Personal information
- Full name: Frederico Fonseca Pires de Almeida Duarte
- Date of birth: 30 March 1999 (age 27)
- Place of birth: Lisbon, Portugal
- Height: 1.75 m (5 ft 9 in)
- Position: Left winger

Team information
- Current team: Wisła Kraków
- Number: 10

Youth career
- 2007–2017: Sporting
- 2017–2018: Sacavenense

Senior career*
- Years: Team / Apps / (Gls)
- 2017–2018: Sacavenense / 0 / (0)
- 2018–2019: Vilafranquense / 6 / (0)
- 2019: → Panetolikos (loan) / 4 / (1)
- 2019–2024: Panetolikos / 123 / (9)
- 2024–: Wisła Kraków / 64 / (14)

= Frederico Duarte =

Portuguese footballer

Frederico Fonseca Pires de Almeida Duarte (born 30 March 1999) is a Portuguese professional footballer who plays as a left winger for Polish club Wisła Kraków.

****************

Exercise tasks
• A. Name each distinct club listed under senior career in the Frederico Duarte profile.
• B. In the Frederico Duarte profile, what number does he wear for his current team?
• C. Carry on the Frederico Duarte profile from its last sentence.
The lines that follow have no connection to the Frederico Duarte profile.

Recorded information

****************

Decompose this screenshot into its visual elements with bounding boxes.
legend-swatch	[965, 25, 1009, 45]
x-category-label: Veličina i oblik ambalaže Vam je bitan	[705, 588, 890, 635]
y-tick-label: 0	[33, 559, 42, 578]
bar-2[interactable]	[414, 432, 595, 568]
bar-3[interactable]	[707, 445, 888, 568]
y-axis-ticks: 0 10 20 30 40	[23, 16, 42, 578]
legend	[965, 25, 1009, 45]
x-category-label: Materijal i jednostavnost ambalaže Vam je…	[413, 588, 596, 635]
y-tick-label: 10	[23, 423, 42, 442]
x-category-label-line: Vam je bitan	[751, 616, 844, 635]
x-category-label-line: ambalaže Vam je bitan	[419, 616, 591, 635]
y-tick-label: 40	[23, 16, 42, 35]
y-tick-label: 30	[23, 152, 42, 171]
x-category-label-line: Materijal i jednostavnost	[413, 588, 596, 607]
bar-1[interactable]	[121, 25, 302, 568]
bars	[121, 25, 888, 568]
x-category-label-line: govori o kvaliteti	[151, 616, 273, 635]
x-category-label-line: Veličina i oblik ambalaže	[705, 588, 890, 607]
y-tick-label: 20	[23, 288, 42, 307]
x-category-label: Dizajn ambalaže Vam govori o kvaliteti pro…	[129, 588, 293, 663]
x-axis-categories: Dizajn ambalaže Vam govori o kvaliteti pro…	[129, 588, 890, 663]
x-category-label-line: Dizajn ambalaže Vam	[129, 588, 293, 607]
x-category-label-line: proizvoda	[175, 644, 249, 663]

****************

Task results
• A. Sacavenense, Vilafranquense, Panetolikos, Wisła Kraków

• B. 10

• C.
==Career==
Duarte made his Super League Greece debut for Panetolikos on 7 April 2019 in a game against Olympiacos.

On 26 June 2019, Panetolikos acquired his rights on a permanent basis from Vilafranquense. The young winger signed a contract until the summer of 2022.

On 24 July 2024, Duarte joined Polish I liga club Wisła Kraków on a two-year deal, with an option for another year.